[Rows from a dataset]
§

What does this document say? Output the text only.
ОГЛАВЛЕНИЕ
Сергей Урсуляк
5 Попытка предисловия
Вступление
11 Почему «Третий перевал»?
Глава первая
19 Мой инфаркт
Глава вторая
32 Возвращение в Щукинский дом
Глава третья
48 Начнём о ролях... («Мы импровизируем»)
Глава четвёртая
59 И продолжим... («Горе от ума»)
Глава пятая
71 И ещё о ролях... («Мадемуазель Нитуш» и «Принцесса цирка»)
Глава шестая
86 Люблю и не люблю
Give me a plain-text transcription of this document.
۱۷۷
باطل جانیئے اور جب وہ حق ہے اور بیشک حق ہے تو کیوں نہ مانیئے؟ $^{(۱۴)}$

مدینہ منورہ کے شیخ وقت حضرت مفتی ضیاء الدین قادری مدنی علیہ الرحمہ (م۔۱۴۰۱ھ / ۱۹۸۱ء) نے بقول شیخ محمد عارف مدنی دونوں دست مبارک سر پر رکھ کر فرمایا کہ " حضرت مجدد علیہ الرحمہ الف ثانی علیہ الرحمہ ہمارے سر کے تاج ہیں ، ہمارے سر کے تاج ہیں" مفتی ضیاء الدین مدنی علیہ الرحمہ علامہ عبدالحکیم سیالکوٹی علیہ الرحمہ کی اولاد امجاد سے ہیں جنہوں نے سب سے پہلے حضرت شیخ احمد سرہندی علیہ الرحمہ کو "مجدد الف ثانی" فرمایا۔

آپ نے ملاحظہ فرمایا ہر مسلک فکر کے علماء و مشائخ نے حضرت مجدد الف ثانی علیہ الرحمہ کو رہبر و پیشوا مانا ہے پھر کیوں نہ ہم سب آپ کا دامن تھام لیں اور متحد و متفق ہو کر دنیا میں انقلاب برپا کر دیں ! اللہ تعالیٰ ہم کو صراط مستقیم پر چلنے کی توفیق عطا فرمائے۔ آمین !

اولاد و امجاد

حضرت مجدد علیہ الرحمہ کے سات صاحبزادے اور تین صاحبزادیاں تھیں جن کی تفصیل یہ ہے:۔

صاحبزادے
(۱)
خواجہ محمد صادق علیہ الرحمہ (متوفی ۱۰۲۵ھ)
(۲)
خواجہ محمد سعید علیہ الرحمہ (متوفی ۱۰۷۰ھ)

§

PROBLEM DETAILS: Each line in the material above must be retyped without alteration.

THE RESULT:
What does this document say? Output the text only.
ОГЛАВЛЕНИЕ
Сергей Урсуляк
5 Попытка предисловия
Вступление
11 Почему «Третий перевал»?
Глава первая
19 Мой инфаркт
Глава вторая
32 Возвращение в Щукинский дом
Глава третья
48 Начнём о ролях... («Мы импровизируем»)
Глава четвёртая
59 И продолжим... («Горе от ума»)
Глава пятая
71 И ещё о ролях... («Мадемуазель Нитуш» и «Принцесса цирка»)
Глава шестая
86 Люблю и не люблю
Give me a plain-text transcription of this document.
۱۷۷
باطل جانیئے اور جب وہ حق ہے اور بیشک حق ہے تو کیوں نہ مانیئے؟ $^{(۱۴)}$

مدینہ منورہ کے شیخ وقت حضرت مفتی ضیاء الدین قادری مدنی علیہ الرحمہ (م۔۱۴۰۱ھ / ۱۹۸۱ء) نے بقول شیخ محمد عارف مدنی دونوں دست مبارک سر پر رکھ کر فرمایا کہ " حضرت مجدد علیہ الرحمہ الف ثانی علیہ الرحمہ ہمارے سر کے تاج ہیں ، ہمارے سر کے تاج ہیں" مفتی ضیاء الدین مدنی علیہ الرحمہ علامہ عبدالحکیم سیالکوٹی علیہ الرحمہ کی اولاد امجاد سے ہیں جنہوں نے سب سے پہلے حضرت شیخ احمد سرہندی علیہ الرحمہ کو "مجدد الف ثانی" فرمایا۔

آپ نے ملاحظہ فرمایا ہر مسلک فکر کے علماء و مشائخ نے حضرت مجدد الف ثانی علیہ الرحمہ کو رہبر و پیشوا مانا ہے پھر کیوں نہ ہم سب آپ کا دامن تھام لیں اور متحد و متفق ہو کر دنیا میں انقلاب برپا کر دیں ! اللہ تعالیٰ ہم کو صراط مستقیم پر چلنے کی توفیق عطا فرمائے۔ آمین !

اولاد و امجاد

حضرت مجدد علیہ الرحمہ کے سات صاحبزادے اور تین صاحبزادیاں تھیں جن کی تفصیل یہ ہے:۔

صاحبزادے
(۱)
خواجہ محمد صادق علیہ الرحمہ (متوفی ۱۰۲۵ھ)
(۲)
خواجہ محمد سعید علیہ الرحمہ (متوفی ۱۰۷۰ھ)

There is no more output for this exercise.